Quote all of the entries word for word.

__Given entries__
--- Start ---

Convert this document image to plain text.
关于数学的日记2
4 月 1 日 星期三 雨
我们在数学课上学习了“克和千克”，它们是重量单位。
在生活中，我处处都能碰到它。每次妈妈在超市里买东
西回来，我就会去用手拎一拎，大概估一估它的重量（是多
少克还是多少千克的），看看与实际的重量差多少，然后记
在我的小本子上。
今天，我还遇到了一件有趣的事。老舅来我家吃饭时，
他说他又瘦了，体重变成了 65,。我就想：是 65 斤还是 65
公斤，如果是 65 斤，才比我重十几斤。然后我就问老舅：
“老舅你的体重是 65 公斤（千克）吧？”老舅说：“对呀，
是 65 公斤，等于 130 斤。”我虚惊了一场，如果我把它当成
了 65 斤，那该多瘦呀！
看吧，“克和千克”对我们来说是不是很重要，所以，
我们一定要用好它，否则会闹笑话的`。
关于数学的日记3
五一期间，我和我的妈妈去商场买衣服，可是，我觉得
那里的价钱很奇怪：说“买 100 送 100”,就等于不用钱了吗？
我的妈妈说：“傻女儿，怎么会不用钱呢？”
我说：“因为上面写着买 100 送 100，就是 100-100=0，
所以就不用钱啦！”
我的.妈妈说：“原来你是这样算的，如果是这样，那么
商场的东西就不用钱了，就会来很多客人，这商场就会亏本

--- End ---

__Solution to this problem__
Convert this document image to plain text.
关于数学的日记2
4 月 1 日 星期三 雨
我们在数学课上学习了“克和千克”，它们是重量单位。
在生活中，我处处都能碰到它。每次妈妈在超市里买东
西回来，我就会去用手拎一拎，大概估一估它的重量（是多
少克还是多少千克的），看看与实际的重量差多少，然后记
在我的小本子上。
今天，我还遇到了一件有趣的事。老舅来我家吃饭时，
他说他又瘦了，体重变成了 65,。我就想：是 65 斤还是 65
公斤，如果是 65 斤，才比我重十几斤。然后我就问老舅：
“老舅你的体重是 65 公斤（千克）吧？”老舅说：“对呀，
是 65 公斤，等于 130 斤。”我虚惊了一场，如果我把它当成
了 65 斤，那该多瘦呀！
看吧，“克和千克”对我们来说是不是很重要，所以，
我们一定要用好它，否则会闹笑话的`。
关于数学的日记3
五一期间，我和我的妈妈去商场买衣服，可是，我觉得
那里的价钱很奇怪：说“买 100 送 100”,就等于不用钱了吗？
我的妈妈说：“傻女儿，怎么会不用钱呢？”
我说：“因为上面写着买 100 送 100，就是 100-100=0，
所以就不用钱啦！”
我的.妈妈说：“原来你是这样算的，如果是这样，那么
商场的东西就不用钱了，就会来很多客人，这商场就会亏本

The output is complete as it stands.